» **Pedido feito 1**:
Passe para o inglês esta frase do texto sobre a greve geral na Índia: "Os líderes dos sindicatos indianos são reticentes a dizer quantas pessoas fizeram greve em 2 de setembro de 2016."
» **Pedido feito 2**:
De acordo com o texto sobre a greve geral na Índia, qual foi a posição da greve de 2 de setembro de 2016 na contagem das greves gerais feitas desde 1991?
» **Pedido feito 3**:
Dê seguimento ao texto sobre a greve geral na Índia a partir da última frase apresentada.

» **Trecho do texto**:
■ ■ ■

A greve geral de 2 de setembro de 2016, na Índia, foi a maior de da história do país. Vários jornais apontaram que 180 milhões de trabalhadores indianos abandonaram o trabalho.
Por Vijay Prashad
Estrada de ferro ocupada em Chennai (ex-Madrasta), estado de Tamil Nadu
Os líderes dos sindicatos indianos são reticentes a dizer quantas pessoas fizeram greve em 2 de setembro de 2016. Simplesmente não podem dar um número exato. Mas asseguram que a greve - a 17ª greve geral desde que a Índia adotou a sua nova política econômica em 1991 - foi a maior de sempre.
Os grandes meios de comunicação – que não são partidários de greves - informaram que o número de grevistas superou os 150 milhões de trabalhadores. Vários jornais apontaram que 180 milhões de trabalhadores indianos abandonaram o trabalho. Se foi assim, trata-se da maior greve geral da história de que há notícia.

■ ■ ■

(Dados de posicionamento dos elementos)

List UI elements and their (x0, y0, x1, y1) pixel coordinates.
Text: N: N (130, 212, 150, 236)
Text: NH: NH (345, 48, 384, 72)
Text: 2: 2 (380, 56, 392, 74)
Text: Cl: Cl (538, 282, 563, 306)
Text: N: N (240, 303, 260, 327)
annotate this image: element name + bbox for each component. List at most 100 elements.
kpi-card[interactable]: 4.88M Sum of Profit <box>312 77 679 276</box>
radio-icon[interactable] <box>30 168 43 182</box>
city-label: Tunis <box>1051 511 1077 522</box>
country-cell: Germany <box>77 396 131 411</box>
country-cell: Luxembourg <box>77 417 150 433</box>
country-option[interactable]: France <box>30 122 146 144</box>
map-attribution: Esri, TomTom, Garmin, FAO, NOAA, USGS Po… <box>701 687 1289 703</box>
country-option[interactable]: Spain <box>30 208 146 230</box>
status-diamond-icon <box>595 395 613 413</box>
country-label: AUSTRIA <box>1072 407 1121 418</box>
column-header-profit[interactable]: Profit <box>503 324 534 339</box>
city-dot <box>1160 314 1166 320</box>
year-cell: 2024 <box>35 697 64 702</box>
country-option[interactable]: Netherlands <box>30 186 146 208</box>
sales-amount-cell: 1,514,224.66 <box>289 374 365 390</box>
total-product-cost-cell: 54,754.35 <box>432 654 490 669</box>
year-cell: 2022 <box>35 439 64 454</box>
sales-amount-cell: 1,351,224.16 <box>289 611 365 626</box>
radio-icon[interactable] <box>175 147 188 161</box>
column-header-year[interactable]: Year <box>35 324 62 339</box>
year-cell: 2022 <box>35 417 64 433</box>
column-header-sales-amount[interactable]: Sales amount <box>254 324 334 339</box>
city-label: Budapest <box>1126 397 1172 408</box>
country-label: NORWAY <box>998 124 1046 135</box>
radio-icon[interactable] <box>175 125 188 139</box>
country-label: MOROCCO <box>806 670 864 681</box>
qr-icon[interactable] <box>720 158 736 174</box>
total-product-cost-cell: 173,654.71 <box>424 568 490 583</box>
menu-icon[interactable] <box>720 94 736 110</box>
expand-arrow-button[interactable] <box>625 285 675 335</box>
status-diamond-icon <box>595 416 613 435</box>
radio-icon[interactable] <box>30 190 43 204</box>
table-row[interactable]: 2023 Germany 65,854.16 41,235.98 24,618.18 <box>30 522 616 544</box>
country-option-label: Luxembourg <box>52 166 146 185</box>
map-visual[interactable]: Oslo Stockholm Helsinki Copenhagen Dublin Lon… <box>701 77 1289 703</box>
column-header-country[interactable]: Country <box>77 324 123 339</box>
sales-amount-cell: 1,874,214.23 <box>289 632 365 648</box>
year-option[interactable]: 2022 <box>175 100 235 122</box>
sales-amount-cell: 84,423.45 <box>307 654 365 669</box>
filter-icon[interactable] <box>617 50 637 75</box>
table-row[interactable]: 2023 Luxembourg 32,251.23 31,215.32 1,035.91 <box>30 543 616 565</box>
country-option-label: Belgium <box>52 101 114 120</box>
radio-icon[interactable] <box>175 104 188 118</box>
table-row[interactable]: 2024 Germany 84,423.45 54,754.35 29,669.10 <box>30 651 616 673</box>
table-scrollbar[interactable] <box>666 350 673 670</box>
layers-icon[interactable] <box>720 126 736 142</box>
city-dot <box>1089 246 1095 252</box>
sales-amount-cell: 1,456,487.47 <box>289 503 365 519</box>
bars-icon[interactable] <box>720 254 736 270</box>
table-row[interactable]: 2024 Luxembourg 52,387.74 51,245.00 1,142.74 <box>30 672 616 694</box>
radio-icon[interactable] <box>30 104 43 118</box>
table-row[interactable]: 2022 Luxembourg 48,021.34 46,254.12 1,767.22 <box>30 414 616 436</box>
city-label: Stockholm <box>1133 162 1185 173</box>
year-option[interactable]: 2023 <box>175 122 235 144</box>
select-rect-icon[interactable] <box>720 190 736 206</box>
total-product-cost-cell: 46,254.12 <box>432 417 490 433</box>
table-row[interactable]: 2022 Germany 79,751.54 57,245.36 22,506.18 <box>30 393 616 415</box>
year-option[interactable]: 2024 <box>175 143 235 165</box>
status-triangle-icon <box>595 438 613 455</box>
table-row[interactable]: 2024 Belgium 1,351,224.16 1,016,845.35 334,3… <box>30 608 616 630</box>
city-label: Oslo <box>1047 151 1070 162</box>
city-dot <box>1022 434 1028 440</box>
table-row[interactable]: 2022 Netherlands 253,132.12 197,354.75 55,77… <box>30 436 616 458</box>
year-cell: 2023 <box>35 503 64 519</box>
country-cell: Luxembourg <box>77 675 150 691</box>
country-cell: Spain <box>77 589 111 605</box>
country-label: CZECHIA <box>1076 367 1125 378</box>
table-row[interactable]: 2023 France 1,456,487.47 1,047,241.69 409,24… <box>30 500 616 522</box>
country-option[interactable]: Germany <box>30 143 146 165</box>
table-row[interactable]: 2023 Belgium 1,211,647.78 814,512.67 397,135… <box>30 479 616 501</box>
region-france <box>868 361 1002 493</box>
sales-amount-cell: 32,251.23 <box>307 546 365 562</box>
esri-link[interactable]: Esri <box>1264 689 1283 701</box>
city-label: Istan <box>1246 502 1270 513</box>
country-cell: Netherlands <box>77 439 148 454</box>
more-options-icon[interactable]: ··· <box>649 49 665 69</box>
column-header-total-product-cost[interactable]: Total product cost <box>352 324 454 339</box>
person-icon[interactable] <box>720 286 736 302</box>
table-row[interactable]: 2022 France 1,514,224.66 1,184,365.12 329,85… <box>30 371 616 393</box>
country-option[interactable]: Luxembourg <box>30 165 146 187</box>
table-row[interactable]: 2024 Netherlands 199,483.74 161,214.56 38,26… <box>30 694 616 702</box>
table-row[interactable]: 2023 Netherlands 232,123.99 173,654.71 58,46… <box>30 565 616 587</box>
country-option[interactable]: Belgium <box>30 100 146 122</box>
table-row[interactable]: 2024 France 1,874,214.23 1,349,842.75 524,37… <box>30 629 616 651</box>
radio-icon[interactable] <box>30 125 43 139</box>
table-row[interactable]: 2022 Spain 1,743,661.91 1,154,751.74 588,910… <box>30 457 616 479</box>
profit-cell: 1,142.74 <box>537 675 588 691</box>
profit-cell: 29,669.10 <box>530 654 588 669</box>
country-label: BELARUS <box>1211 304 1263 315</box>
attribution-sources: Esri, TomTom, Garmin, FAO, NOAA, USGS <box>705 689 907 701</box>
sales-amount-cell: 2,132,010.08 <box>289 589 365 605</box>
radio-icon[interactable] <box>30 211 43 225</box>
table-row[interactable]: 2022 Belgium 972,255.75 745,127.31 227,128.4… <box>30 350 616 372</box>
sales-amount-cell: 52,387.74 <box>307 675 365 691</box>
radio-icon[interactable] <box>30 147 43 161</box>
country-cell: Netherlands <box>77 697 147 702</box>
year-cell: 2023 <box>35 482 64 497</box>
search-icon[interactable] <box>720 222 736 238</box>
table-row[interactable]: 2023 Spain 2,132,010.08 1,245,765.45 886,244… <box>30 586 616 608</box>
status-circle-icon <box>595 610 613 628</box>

■ ■ ■

» **Resultado final 1**:
Indian union leaders are reluctant to say how many people went on strike on September 2, 2016.

» **Resultado final 2**:
Foi a 17ª greve geral desde que a Índia adotou a sua nova política econômica em 1991.

» **Resultado final 3**:
E, no entanto, quase não teve eco nos meios de comunicação. Poucos artigos de primeira página, ainda menos fotos de trabalhadores a manifestar-se seja nas suas fábricas e bancos, plantações de chá ou estações de ônibus sem atividade.
A sensibilidade dos jornalistas só raramente consegue romper o muro de cinismo construído pelos proprietários da imprensa e a cultura que eles gostariam de criar. Para eles, as lutas dos trabalhadores são um inconveniente para a vida diária. É muito melhor para os grandes meios de comunicação dar a imagem das greves como uma perturbação, como um incômodo que atinge os cidadãos que parecem viver à margem dos trabalhadores.
É o rancor da classe média que define a cobertura da greve, não as reivindicações dos trabalhadores na hora desta ação sincera e difícil. A greve é tratada como algo arcaico, como um vestígio de outra época. Não se vê como um meio necessário para que os trabalhadores expressem as suas frustrações e esperanças. As bandeiras vermelhas, as reivindicações e os discursos são descritos de forma vergonhosa. É como se, desviar o olhar, obrigasse a greve a desaparecer.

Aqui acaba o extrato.